Goal of the exercise:
Check each line of the listing below for the string "أيمان", and copy the ones that have it.

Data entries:

##############################

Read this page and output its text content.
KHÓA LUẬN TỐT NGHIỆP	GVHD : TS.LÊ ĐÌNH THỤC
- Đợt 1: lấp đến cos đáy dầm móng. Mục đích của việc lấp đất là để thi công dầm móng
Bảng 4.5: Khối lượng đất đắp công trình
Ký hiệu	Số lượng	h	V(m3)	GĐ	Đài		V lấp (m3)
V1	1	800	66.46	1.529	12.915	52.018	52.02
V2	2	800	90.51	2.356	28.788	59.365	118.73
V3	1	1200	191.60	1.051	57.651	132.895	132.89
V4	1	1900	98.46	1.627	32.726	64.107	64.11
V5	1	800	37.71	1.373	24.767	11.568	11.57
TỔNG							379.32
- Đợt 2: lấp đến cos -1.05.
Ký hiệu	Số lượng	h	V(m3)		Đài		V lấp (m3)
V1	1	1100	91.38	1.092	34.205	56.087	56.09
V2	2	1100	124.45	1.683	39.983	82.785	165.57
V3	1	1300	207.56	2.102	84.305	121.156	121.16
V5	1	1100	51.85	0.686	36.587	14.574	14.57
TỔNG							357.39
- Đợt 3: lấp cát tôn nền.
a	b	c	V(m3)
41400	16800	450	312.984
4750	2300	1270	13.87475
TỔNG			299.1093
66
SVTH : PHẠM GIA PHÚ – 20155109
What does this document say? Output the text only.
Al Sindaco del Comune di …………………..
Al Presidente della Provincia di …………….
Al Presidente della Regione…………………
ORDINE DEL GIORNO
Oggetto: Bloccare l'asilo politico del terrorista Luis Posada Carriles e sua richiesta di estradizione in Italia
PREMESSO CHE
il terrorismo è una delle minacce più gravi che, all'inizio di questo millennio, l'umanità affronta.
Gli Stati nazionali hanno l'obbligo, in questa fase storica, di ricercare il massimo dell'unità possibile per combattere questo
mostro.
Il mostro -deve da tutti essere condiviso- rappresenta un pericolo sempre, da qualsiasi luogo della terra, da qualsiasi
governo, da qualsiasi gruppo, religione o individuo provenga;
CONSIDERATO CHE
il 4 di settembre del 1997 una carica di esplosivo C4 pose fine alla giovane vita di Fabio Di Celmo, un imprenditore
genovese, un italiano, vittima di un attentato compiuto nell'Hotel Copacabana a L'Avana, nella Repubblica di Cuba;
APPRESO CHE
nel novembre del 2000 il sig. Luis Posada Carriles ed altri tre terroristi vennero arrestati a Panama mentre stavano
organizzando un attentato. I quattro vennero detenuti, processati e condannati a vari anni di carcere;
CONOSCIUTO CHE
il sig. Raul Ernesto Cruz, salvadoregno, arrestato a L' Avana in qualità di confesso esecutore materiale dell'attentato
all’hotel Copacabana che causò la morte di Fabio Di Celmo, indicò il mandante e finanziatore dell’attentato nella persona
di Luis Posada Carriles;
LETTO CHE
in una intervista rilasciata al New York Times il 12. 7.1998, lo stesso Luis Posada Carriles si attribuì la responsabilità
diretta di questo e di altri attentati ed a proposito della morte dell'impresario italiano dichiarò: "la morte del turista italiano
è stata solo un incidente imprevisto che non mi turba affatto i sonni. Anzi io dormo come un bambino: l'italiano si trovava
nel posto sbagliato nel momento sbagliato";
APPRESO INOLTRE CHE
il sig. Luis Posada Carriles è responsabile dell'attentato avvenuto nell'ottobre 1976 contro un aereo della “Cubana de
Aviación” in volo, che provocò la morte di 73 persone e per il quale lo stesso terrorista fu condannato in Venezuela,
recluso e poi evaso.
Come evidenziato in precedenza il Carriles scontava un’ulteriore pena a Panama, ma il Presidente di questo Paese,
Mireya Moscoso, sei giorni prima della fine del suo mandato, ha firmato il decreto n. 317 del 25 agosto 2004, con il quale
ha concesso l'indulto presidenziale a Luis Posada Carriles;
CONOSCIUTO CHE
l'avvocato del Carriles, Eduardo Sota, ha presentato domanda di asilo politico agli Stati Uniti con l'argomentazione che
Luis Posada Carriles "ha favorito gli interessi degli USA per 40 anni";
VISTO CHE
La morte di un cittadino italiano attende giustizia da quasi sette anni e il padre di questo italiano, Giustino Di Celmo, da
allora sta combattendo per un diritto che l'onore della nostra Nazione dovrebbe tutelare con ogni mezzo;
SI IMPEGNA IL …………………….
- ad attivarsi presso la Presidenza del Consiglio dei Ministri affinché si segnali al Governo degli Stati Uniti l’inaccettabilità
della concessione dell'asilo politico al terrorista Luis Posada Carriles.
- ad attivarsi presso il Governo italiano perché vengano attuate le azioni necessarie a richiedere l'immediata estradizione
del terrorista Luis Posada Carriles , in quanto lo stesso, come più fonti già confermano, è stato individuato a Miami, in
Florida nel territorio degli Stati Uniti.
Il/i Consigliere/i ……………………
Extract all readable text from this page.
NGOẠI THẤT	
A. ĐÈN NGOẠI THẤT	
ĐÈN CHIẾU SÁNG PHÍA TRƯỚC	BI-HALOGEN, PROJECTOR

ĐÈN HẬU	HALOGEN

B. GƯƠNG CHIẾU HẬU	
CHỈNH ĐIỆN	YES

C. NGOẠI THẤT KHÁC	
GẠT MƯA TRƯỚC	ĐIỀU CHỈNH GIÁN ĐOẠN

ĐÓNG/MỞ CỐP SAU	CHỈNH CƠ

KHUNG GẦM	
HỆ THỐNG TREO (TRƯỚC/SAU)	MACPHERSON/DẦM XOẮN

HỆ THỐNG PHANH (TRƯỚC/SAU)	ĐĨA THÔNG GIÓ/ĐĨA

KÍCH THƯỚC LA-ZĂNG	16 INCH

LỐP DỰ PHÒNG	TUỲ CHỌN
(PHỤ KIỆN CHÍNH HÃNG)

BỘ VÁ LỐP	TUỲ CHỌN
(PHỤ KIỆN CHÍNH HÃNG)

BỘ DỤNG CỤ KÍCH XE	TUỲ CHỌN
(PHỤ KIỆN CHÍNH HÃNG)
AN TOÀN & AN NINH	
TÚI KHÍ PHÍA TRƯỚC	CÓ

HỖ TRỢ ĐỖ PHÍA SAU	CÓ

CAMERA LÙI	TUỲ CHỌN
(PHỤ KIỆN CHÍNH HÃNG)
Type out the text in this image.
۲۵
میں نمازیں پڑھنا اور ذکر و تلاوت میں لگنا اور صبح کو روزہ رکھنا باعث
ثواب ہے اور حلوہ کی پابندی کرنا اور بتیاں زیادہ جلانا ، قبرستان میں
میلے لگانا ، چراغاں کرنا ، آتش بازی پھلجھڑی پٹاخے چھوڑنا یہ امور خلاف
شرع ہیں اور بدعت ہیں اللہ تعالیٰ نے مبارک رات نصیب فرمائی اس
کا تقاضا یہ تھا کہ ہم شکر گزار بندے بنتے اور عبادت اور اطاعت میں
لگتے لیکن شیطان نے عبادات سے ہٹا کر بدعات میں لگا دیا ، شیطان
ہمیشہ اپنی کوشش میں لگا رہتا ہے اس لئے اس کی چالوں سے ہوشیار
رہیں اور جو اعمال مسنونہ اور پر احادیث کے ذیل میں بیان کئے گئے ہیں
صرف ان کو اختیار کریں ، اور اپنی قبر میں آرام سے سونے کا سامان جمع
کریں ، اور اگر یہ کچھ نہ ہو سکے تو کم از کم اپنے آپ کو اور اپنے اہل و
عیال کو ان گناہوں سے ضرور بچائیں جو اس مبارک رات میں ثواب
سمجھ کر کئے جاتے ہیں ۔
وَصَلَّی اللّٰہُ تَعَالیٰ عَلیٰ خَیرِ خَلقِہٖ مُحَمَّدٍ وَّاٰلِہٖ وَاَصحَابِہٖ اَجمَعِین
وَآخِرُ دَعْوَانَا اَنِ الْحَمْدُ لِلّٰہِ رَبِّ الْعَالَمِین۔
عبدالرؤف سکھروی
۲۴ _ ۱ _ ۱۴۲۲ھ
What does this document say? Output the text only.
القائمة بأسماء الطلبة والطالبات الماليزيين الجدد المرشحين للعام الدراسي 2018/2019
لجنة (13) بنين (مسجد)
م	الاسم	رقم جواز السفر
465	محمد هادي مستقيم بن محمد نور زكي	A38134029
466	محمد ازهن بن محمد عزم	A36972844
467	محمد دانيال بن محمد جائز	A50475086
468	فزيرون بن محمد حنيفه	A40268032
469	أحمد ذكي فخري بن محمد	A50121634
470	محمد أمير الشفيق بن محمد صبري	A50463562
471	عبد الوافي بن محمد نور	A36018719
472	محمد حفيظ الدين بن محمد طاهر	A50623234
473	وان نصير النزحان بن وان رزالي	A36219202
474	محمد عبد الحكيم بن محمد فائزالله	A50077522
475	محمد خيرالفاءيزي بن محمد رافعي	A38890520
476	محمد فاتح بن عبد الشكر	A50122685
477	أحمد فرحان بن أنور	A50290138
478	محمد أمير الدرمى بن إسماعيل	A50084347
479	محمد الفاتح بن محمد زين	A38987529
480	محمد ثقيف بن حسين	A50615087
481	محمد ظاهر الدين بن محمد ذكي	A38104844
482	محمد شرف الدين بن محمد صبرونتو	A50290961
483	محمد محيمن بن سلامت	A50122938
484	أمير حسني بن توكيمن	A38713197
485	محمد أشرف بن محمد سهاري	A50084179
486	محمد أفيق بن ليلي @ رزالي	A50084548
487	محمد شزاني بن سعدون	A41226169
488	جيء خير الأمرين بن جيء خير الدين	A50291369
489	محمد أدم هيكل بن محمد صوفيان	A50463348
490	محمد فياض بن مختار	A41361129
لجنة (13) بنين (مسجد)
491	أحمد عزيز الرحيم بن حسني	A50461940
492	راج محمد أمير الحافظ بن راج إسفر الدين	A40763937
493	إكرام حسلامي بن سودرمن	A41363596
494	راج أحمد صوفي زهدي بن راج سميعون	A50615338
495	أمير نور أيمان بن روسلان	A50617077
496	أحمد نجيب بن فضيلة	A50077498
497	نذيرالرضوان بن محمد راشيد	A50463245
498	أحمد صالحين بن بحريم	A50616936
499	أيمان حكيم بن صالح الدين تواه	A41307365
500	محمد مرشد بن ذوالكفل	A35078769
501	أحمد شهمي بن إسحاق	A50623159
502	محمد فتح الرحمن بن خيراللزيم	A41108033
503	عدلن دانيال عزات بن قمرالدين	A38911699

##############################

Complete answer:
495	أمير نور أيمان بن روسلان	A50617077
499	أيمان حكيم بن صالح الدين تواه	A41307365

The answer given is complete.